Gather each line of the records where "kind" appears.
++++++++++++++++++++
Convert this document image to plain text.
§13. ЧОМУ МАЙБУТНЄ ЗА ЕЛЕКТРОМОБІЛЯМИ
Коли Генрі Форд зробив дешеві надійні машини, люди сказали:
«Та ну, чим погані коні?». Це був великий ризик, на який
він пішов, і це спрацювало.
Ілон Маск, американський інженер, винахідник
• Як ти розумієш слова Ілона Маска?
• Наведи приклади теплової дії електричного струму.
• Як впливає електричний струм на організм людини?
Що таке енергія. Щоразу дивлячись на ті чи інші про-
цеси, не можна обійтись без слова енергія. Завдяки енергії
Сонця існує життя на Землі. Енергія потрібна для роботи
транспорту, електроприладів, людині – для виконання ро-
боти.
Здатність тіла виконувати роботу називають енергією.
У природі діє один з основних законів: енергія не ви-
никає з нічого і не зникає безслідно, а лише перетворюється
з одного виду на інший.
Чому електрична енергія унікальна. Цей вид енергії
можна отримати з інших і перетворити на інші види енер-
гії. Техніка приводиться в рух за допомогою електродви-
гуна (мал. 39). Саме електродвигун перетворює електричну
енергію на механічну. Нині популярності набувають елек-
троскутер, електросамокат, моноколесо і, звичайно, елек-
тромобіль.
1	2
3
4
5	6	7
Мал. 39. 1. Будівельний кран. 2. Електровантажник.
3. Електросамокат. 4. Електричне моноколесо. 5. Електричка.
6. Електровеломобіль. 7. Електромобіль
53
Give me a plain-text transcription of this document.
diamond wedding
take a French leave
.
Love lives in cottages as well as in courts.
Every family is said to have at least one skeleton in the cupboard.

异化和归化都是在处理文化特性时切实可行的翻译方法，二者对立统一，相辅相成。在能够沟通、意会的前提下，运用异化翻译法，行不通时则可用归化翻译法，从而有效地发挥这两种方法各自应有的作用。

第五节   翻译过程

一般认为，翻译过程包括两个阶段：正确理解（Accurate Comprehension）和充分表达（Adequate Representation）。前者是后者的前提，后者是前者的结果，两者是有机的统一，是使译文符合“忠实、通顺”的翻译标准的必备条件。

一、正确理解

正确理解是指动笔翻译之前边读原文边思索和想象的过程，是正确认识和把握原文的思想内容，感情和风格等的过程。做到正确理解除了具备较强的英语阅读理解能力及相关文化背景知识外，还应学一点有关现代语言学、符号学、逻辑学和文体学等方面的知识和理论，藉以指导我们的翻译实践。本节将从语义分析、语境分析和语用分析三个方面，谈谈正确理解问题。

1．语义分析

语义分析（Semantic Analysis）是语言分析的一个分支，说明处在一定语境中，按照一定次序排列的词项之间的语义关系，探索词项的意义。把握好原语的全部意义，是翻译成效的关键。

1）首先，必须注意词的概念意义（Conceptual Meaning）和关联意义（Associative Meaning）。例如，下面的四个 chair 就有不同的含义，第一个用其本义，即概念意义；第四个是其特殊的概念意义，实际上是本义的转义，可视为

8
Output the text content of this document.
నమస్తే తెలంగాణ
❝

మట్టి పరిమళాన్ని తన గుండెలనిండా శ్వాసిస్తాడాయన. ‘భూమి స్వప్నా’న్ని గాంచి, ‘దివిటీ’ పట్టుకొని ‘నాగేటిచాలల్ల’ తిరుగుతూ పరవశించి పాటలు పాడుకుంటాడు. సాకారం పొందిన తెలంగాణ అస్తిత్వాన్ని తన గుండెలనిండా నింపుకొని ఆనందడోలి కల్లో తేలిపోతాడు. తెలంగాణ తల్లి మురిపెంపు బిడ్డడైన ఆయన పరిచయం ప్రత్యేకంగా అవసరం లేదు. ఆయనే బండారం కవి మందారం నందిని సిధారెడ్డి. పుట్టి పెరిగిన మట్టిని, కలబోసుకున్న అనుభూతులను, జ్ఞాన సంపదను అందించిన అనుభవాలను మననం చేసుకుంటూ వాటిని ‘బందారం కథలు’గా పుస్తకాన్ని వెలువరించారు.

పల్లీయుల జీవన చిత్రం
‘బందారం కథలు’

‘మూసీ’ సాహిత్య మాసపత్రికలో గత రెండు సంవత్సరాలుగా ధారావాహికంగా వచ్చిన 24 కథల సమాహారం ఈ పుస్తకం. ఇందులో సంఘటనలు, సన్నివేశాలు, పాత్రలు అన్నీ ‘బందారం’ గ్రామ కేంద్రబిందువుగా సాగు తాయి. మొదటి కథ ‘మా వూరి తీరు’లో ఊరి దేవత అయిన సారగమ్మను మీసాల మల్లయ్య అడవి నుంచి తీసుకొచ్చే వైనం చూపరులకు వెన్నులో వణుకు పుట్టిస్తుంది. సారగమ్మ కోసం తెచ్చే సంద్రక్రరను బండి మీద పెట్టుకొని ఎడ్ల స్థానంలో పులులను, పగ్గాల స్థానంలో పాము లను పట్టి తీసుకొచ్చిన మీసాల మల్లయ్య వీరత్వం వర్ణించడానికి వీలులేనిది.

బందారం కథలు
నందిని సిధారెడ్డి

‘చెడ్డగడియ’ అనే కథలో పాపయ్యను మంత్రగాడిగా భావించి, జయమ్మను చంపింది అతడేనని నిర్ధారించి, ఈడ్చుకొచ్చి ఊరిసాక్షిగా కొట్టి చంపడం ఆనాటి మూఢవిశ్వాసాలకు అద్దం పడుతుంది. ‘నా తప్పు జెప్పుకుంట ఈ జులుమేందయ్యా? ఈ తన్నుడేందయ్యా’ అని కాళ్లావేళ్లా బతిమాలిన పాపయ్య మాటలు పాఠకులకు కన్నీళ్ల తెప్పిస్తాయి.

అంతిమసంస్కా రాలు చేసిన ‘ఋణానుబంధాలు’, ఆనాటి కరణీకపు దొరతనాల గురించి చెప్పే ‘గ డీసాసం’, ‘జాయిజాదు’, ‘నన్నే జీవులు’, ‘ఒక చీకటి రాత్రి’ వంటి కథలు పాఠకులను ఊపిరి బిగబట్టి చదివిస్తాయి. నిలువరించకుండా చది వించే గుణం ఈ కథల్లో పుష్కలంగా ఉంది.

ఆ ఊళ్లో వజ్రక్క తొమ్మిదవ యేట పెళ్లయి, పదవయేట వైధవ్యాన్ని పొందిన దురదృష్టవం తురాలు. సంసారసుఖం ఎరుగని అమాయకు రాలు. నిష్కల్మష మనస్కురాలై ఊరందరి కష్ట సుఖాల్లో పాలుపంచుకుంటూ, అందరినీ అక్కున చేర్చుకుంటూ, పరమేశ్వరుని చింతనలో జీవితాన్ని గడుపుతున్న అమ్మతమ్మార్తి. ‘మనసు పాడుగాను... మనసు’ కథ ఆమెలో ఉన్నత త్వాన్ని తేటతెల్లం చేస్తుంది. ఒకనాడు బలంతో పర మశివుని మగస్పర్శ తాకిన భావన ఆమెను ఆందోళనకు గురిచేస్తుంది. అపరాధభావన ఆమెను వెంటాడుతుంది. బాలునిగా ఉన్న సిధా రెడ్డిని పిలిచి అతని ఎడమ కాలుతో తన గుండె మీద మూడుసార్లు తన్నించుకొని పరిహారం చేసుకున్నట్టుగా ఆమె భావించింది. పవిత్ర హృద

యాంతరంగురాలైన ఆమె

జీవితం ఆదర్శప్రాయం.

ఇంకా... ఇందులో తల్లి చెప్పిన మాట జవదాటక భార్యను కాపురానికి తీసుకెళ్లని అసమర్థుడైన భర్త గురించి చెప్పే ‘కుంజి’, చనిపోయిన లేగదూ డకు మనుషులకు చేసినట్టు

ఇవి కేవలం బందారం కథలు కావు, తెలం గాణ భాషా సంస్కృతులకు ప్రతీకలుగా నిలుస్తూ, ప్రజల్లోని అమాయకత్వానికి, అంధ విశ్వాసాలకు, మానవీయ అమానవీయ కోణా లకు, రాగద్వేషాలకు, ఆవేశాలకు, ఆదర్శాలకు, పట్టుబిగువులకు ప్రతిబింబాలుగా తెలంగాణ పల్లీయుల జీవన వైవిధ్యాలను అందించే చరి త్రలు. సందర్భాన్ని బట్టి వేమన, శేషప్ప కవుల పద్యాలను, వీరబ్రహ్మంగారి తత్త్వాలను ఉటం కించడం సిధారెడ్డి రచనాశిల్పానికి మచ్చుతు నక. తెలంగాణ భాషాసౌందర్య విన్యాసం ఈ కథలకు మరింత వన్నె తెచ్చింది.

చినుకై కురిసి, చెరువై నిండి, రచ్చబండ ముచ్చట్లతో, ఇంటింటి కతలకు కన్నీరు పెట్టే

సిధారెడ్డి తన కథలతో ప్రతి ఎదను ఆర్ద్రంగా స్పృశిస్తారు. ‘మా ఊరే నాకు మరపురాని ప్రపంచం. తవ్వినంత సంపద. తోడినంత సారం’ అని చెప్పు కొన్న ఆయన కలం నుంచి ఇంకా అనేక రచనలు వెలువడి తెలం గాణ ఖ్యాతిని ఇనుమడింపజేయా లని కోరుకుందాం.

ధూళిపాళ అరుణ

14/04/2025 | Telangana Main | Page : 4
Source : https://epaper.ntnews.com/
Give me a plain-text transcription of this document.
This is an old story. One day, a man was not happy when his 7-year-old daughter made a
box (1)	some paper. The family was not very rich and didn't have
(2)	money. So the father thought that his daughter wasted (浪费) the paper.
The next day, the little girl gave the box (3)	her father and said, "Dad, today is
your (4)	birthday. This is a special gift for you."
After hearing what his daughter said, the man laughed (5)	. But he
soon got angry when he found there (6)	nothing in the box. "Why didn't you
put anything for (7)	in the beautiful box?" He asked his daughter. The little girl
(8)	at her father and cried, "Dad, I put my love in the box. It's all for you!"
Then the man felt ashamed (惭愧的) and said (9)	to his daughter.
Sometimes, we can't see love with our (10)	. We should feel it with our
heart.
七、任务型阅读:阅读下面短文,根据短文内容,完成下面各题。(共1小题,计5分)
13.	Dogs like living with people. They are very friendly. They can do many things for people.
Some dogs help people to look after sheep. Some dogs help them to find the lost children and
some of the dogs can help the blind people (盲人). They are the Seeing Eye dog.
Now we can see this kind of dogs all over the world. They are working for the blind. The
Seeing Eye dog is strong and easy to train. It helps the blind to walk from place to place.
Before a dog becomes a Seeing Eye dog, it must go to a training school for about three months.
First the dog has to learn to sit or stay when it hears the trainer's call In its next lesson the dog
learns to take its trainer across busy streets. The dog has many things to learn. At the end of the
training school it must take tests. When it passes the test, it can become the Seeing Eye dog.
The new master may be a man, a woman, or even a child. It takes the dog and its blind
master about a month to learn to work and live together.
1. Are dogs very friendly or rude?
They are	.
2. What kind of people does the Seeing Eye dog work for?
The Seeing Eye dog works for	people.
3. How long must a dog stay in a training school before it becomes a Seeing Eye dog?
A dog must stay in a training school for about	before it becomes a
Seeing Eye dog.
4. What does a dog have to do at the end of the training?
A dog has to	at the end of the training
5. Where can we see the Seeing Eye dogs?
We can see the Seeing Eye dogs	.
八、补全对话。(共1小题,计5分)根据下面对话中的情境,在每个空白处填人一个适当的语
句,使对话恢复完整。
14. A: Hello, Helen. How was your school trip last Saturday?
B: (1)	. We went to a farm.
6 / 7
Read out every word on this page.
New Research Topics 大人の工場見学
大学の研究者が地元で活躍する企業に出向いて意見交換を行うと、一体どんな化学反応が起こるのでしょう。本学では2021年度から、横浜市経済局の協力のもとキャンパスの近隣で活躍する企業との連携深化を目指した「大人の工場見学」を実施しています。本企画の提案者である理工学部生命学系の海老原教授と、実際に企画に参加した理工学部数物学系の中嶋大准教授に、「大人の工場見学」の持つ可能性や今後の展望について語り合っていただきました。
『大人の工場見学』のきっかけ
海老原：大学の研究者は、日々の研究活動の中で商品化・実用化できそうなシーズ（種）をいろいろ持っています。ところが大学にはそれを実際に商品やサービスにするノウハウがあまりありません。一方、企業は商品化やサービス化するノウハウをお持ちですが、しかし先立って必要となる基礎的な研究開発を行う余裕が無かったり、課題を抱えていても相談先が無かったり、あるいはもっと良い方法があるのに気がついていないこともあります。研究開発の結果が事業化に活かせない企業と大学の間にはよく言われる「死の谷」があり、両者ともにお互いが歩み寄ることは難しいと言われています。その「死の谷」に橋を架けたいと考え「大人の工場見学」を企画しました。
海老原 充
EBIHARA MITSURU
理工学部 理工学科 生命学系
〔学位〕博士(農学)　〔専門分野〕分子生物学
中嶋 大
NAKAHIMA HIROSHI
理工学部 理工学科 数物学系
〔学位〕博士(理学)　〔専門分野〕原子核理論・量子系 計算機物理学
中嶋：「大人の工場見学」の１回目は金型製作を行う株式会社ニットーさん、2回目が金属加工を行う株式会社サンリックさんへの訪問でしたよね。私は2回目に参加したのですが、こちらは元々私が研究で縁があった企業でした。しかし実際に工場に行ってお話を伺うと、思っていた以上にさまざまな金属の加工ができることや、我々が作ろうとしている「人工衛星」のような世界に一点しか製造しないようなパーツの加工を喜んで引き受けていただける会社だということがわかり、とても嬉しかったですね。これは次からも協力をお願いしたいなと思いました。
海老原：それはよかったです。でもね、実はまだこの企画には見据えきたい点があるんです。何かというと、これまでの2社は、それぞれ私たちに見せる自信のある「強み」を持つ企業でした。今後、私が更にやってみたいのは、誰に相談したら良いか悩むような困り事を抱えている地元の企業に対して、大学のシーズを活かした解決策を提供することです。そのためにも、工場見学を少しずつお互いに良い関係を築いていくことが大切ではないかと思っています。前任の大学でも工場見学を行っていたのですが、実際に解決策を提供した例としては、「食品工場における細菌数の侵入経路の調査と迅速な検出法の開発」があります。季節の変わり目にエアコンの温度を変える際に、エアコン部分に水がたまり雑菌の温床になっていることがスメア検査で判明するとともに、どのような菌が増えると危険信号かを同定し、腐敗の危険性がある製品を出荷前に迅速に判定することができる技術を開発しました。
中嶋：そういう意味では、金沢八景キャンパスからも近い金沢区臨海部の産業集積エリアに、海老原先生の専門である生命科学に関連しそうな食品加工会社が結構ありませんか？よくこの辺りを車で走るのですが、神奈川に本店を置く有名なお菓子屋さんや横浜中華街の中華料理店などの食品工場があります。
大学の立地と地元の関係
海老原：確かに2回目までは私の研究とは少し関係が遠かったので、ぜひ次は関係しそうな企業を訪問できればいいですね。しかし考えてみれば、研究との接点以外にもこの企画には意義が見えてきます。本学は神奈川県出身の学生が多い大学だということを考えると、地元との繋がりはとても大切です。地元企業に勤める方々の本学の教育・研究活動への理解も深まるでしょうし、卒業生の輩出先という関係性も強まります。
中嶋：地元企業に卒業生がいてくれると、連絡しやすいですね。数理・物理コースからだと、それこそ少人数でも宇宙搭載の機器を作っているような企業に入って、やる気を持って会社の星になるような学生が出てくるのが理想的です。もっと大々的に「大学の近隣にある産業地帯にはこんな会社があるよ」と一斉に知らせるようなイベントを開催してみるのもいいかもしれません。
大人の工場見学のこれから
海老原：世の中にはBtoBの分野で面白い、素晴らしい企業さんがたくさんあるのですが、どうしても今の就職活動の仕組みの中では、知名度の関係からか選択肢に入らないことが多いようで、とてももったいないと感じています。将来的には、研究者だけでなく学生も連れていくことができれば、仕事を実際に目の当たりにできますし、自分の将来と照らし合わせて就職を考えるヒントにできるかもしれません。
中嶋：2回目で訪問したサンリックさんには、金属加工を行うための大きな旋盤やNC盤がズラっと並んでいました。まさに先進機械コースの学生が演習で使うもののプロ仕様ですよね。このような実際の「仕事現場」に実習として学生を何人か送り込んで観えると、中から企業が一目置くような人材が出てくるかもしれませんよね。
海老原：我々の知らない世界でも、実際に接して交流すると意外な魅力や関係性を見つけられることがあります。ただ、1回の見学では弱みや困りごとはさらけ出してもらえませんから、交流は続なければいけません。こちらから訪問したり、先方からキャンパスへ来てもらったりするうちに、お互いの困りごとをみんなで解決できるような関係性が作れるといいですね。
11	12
++++++++++++++++++++
*SOLUTION TO THIS TASK*:
Now we can see this kind of dogs all over the world. They are working for the blind. The
2. What kind of people does the Seeing Eye dog work for?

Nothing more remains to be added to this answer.